● Input
— BEGIN —
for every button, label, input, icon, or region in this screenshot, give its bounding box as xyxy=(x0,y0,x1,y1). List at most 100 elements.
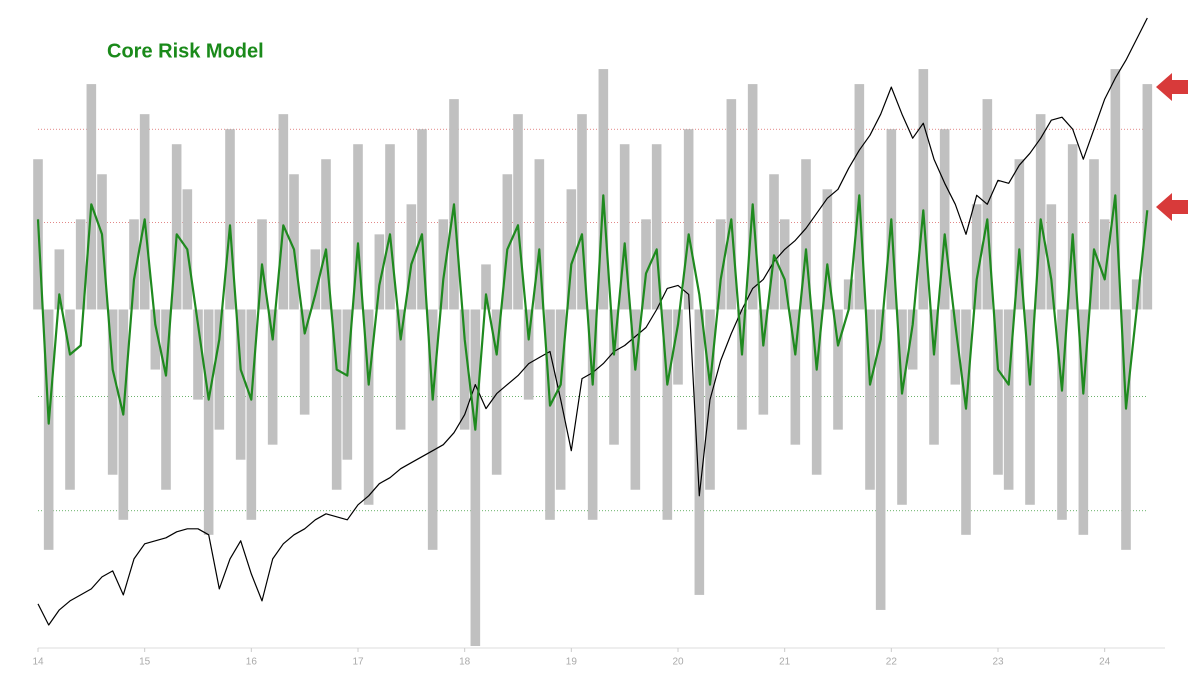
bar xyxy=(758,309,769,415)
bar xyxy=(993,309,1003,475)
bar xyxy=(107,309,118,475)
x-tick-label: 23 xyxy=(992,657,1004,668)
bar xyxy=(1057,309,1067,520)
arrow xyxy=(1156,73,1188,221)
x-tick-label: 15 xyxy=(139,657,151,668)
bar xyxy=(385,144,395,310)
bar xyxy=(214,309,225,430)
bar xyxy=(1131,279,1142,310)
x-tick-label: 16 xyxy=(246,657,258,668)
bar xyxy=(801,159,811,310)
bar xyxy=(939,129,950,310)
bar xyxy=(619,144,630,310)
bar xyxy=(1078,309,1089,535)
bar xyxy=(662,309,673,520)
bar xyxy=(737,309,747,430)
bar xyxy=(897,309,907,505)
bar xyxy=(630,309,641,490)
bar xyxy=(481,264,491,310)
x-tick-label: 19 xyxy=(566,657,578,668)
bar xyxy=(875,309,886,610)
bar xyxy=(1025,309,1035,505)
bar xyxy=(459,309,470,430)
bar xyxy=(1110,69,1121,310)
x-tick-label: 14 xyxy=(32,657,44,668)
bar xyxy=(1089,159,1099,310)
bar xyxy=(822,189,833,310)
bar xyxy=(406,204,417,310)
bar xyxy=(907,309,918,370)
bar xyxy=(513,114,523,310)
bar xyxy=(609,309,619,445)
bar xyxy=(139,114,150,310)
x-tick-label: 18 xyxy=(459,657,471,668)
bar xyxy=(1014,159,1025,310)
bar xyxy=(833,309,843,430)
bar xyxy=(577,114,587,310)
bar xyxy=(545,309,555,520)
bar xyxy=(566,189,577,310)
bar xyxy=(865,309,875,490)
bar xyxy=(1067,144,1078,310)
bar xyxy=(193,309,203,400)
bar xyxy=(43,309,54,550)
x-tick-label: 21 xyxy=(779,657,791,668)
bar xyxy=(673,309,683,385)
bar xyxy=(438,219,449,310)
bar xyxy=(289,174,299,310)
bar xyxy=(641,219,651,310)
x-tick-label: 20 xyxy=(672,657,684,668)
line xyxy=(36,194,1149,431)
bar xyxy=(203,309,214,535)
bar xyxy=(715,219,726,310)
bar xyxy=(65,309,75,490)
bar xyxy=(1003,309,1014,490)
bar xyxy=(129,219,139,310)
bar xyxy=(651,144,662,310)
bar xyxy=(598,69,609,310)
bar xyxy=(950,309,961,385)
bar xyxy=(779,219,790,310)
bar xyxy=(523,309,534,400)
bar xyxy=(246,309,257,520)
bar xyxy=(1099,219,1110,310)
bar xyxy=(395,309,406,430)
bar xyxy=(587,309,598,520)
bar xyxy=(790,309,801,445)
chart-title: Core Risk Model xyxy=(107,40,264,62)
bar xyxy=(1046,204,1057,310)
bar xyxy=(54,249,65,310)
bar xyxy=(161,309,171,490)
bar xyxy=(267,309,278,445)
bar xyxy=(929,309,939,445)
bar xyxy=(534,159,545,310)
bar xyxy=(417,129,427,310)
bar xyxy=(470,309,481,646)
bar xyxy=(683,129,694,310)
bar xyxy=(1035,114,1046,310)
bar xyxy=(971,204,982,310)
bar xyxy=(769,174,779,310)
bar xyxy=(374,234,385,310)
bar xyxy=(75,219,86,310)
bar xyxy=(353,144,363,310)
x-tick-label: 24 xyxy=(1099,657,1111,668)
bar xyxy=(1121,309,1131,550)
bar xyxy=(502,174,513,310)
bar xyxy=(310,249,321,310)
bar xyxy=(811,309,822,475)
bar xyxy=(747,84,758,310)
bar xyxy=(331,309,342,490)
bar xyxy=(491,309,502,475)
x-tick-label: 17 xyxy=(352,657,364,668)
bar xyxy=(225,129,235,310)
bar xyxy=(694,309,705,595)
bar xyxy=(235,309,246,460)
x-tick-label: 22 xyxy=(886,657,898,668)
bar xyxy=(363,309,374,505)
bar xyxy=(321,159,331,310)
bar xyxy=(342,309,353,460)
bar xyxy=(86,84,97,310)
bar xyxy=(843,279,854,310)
— END —
● Given request
Rewrite all the rows above with "x-tick-label" renamed to "x-axis-label" wherever it occurs, keeping everything else the same. Omit the pictures from your answer.

● Response to the task
for every button, label, input, icon, or region in this screenshot, give its bounding box as xyxy=(x0,y0,x1,y1). List at most 100 elements.
bar xyxy=(758,309,769,415)
bar xyxy=(993,309,1003,475)
bar xyxy=(107,309,118,475)
x-axis-label: 23 xyxy=(992,657,1004,668)
bar xyxy=(1057,309,1067,520)
arrow xyxy=(1156,73,1188,221)
x-axis-label: 15 xyxy=(139,657,151,668)
bar xyxy=(385,144,395,310)
bar xyxy=(214,309,225,430)
bar xyxy=(1131,279,1142,310)
x-axis-label: 16 xyxy=(246,657,258,668)
bar xyxy=(801,159,811,310)
bar xyxy=(939,129,950,310)
bar xyxy=(619,144,630,310)
bar xyxy=(1078,309,1089,535)
bar xyxy=(662,309,673,520)
bar xyxy=(737,309,747,430)
bar xyxy=(897,309,907,505)
bar xyxy=(630,309,641,490)
bar xyxy=(481,264,491,310)
x-axis-label: 19 xyxy=(566,657,578,668)
bar xyxy=(875,309,886,610)
bar xyxy=(1025,309,1035,505)
bar xyxy=(459,309,470,430)
bar xyxy=(1110,69,1121,310)
x-axis-label: 14 xyxy=(32,657,44,668)
bar xyxy=(1089,159,1099,310)
bar xyxy=(822,189,833,310)
bar xyxy=(406,204,417,310)
bar xyxy=(907,309,918,370)
bar xyxy=(513,114,523,310)
bar xyxy=(609,309,619,445)
bar xyxy=(139,114,150,310)
x-axis-label: 18 xyxy=(459,657,471,668)
bar xyxy=(1014,159,1025,310)
bar xyxy=(833,309,843,430)
bar xyxy=(577,114,587,310)
bar xyxy=(545,309,555,520)
bar xyxy=(566,189,577,310)
bar xyxy=(865,309,875,490)
bar xyxy=(1067,144,1078,310)
bar xyxy=(193,309,203,400)
bar xyxy=(43,309,54,550)
x-axis-label: 21 xyxy=(779,657,791,668)
bar xyxy=(673,309,683,385)
bar xyxy=(438,219,449,310)
bar xyxy=(289,174,299,310)
bar xyxy=(641,219,651,310)
x-axis-label: 20 xyxy=(672,657,684,668)
line xyxy=(36,194,1149,431)
bar xyxy=(203,309,214,535)
bar xyxy=(715,219,726,310)
bar xyxy=(65,309,75,490)
bar xyxy=(1003,309,1014,490)
bar xyxy=(129,219,139,310)
bar xyxy=(651,144,662,310)
bar xyxy=(598,69,609,310)
bar xyxy=(950,309,961,385)
bar xyxy=(779,219,790,310)
bar xyxy=(523,309,534,400)
bar xyxy=(246,309,257,520)
bar xyxy=(1099,219,1110,310)
bar xyxy=(395,309,406,430)
bar xyxy=(587,309,598,520)
bar xyxy=(790,309,801,445)
chart-title: Core Risk Model xyxy=(107,40,264,62)
bar xyxy=(1046,204,1057,310)
bar xyxy=(54,249,65,310)
bar xyxy=(161,309,171,490)
bar xyxy=(267,309,278,445)
bar xyxy=(929,309,939,445)
bar xyxy=(534,159,545,310)
bar xyxy=(417,129,427,310)
bar xyxy=(470,309,481,646)
bar xyxy=(683,129,694,310)
bar xyxy=(1035,114,1046,310)
bar xyxy=(971,204,982,310)
bar xyxy=(769,174,779,310)
bar xyxy=(374,234,385,310)
bar xyxy=(75,219,86,310)
bar xyxy=(353,144,363,310)
x-axis-label: 24 xyxy=(1099,657,1111,668)
bar xyxy=(1121,309,1131,550)
bar xyxy=(502,174,513,310)
bar xyxy=(310,249,321,310)
bar xyxy=(811,309,822,475)
bar xyxy=(747,84,758,310)
bar xyxy=(331,309,342,490)
bar xyxy=(491,309,502,475)
x-axis-label: 17 xyxy=(352,657,364,668)
bar xyxy=(225,129,235,310)
bar xyxy=(694,309,705,595)
bar xyxy=(235,309,246,460)
x-axis-label: 22 xyxy=(886,657,898,668)
bar xyxy=(363,309,374,505)
bar xyxy=(321,159,331,310)
bar xyxy=(342,309,353,460)
bar xyxy=(86,84,97,310)
bar xyxy=(843,279,854,310)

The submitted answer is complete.